Problem statement: Output all of the data below verbatim, line for line, with nothing added, dropped, or changed.

Supplied records:

*****

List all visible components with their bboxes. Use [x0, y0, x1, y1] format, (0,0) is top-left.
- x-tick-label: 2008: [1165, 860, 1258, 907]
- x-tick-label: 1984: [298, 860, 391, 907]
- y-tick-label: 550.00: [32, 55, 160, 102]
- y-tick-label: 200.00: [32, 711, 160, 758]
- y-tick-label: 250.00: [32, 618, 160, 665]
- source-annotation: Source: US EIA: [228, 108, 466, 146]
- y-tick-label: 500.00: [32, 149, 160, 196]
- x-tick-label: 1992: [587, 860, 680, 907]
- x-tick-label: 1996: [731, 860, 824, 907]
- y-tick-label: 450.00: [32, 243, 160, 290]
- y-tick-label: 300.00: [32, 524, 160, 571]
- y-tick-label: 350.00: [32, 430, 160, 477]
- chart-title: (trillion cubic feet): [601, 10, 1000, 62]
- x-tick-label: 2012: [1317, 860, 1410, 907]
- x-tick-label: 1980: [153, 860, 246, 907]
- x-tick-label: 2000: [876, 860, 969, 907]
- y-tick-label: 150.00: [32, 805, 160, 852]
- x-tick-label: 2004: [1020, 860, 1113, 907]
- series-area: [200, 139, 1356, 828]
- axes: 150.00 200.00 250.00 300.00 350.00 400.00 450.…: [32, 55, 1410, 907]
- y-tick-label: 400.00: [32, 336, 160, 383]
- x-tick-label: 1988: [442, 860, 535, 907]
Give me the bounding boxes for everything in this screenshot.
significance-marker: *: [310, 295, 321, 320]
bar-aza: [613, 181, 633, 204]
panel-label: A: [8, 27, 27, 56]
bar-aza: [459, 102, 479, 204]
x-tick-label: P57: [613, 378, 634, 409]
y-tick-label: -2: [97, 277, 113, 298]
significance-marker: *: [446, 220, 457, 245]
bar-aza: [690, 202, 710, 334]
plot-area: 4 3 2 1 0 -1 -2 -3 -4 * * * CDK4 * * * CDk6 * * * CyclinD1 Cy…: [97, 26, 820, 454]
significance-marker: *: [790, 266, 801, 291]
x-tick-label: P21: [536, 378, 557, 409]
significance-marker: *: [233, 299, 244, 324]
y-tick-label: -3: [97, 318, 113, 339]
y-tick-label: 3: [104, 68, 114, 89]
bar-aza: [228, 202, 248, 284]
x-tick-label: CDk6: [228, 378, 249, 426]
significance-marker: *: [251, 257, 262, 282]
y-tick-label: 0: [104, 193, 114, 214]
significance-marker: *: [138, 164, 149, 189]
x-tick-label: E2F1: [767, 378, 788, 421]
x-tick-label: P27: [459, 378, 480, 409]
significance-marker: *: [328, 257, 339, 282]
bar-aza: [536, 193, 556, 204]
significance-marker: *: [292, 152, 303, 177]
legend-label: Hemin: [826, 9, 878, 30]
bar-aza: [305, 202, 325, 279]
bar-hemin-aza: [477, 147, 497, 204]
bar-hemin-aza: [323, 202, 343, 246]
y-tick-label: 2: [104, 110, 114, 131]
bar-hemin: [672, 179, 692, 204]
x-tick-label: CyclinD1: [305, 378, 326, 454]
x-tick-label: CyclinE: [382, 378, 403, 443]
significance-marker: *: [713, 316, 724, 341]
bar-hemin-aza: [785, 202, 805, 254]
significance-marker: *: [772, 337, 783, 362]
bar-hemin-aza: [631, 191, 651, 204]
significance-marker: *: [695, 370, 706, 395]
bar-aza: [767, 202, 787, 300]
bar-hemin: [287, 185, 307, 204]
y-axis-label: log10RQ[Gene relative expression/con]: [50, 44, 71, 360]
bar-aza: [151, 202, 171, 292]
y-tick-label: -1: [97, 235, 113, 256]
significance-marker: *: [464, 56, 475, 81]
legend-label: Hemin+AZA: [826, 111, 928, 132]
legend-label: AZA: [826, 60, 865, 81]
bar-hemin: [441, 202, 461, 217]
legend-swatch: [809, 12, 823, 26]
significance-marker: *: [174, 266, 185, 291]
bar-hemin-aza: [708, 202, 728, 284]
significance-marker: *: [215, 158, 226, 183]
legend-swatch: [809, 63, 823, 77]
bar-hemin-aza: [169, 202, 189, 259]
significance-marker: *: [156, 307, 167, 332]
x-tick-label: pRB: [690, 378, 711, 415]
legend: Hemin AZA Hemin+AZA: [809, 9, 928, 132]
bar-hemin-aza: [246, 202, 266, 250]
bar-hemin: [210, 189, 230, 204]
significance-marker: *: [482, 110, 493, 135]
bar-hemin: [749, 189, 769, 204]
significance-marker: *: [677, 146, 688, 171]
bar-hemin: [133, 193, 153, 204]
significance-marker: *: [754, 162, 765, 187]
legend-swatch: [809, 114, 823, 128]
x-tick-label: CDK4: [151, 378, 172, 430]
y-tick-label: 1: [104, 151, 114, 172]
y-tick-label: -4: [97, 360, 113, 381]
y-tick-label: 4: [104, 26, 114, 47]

*****

Complete output:
List all visible components with their bboxes. Use [x0, y0, x1, y1] format, (0,0) is top-left.
- x-tick-label: 2008: [1165, 860, 1258, 907]
- x-tick-label: 1984: [298, 860, 391, 907]
- y-tick-label: 550.00: [32, 55, 160, 102]
- y-tick-label: 200.00: [32, 711, 160, 758]
- y-tick-label: 250.00: [32, 618, 160, 665]
- source-annotation: Source: US EIA: [228, 108, 466, 146]
- y-tick-label: 500.00: [32, 149, 160, 196]
- x-tick-label: 1992: [587, 860, 680, 907]
- x-tick-label: 1996: [731, 860, 824, 907]
- y-tick-label: 450.00: [32, 243, 160, 290]
- y-tick-label: 300.00: [32, 524, 160, 571]
- y-tick-label: 350.00: [32, 430, 160, 477]
- chart-title: (trillion cubic feet): [601, 10, 1000, 62]
- x-tick-label: 2012: [1317, 860, 1410, 907]
- x-tick-label: 1980: [153, 860, 246, 907]
- x-tick-label: 2000: [876, 860, 969, 907]
- y-tick-label: 150.00: [32, 805, 160, 852]
- x-tick-label: 2004: [1020, 860, 1113, 907]
- series-area: [200, 139, 1356, 828]
- axes: 150.00 200.00 250.00 300.00 350.00 400.00 450.…: [32, 55, 1410, 907]
- y-tick-label: 400.00: [32, 336, 160, 383]
- x-tick-label: 1988: [442, 860, 535, 907]
Give me the bounding boxes for everything in this screenshot.
significance-marker: *: [310, 295, 321, 320]
bar-aza: [613, 181, 633, 204]
panel-label: A: [8, 27, 27, 56]
bar-aza: [459, 102, 479, 204]
x-tick-label: P57: [613, 378, 634, 409]
y-tick-label: -2: [97, 277, 113, 298]
significance-marker: *: [446, 220, 457, 245]
bar-aza: [690, 202, 710, 334]
plot-area: 4 3 2 1 0 -1 -2 -3 -4 * * * CDK4 * * * CDk6 * * * CyclinD1 Cy…: [97, 26, 820, 454]
significance-marker: *: [790, 266, 801, 291]
x-tick-label: P21: [536, 378, 557, 409]
significance-marker: *: [233, 299, 244, 324]
y-tick-label: -3: [97, 318, 113, 339]
y-tick-label: 3: [104, 68, 114, 89]
bar-aza: [228, 202, 248, 284]
x-tick-label: CDk6: [228, 378, 249, 426]
significance-marker: *: [251, 257, 262, 282]
y-tick-label: 0: [104, 193, 114, 214]
significance-marker: *: [138, 164, 149, 189]
x-tick-label: E2F1: [767, 378, 788, 421]
x-tick-label: P27: [459, 378, 480, 409]
significance-marker: *: [328, 257, 339, 282]
bar-aza: [536, 193, 556, 204]
significance-marker: *: [292, 152, 303, 177]
legend-label: Hemin: [826, 9, 878, 30]
bar-aza: [305, 202, 325, 279]
bar-hemin-aza: [477, 147, 497, 204]
bar-hemin-aza: [323, 202, 343, 246]
y-tick-label: 2: [104, 110, 114, 131]
bar-hemin: [672, 179, 692, 204]
x-tick-label: CyclinD1: [305, 378, 326, 454]
x-tick-label: CyclinE: [382, 378, 403, 443]
significance-marker: *: [713, 316, 724, 341]
bar-hemin-aza: [785, 202, 805, 254]
significance-marker: *: [772, 337, 783, 362]
bar-hemin-aza: [631, 191, 651, 204]
significance-marker: *: [695, 370, 706, 395]
bar-aza: [767, 202, 787, 300]
bar-hemin: [287, 185, 307, 204]
y-axis-label: log10RQ[Gene relative expression/con]: [50, 44, 71, 360]
bar-aza: [151, 202, 171, 292]
y-tick-label: -1: [97, 235, 113, 256]
significance-marker: *: [464, 56, 475, 81]
legend-label: Hemin+AZA: [826, 111, 928, 132]
legend-label: AZA: [826, 60, 865, 81]
bar-hemin: [441, 202, 461, 217]
legend-swatch: [809, 12, 823, 26]
significance-marker: *: [174, 266, 185, 291]
bar-hemin-aza: [708, 202, 728, 284]
significance-marker: *: [215, 158, 226, 183]
legend-swatch: [809, 63, 823, 77]
bar-hemin-aza: [169, 202, 189, 259]
significance-marker: *: [156, 307, 167, 332]
x-tick-label: pRB: [690, 378, 711, 415]
legend: Hemin AZA Hemin+AZA: [809, 9, 928, 132]
bar-hemin-aza: [246, 202, 266, 250]
bar-hemin: [210, 189, 230, 204]
significance-marker: *: [482, 110, 493, 135]
bar-hemin: [749, 189, 769, 204]
significance-marker: *: [677, 146, 688, 171]
bar-hemin: [133, 193, 153, 204]
significance-marker: *: [754, 162, 765, 187]
legend-swatch: [809, 114, 823, 128]
x-tick-label: CDK4: [151, 378, 172, 430]
y-tick-label: 1: [104, 151, 114, 172]
y-tick-label: -4: [97, 360, 113, 381]
y-tick-label: 4: [104, 26, 114, 47]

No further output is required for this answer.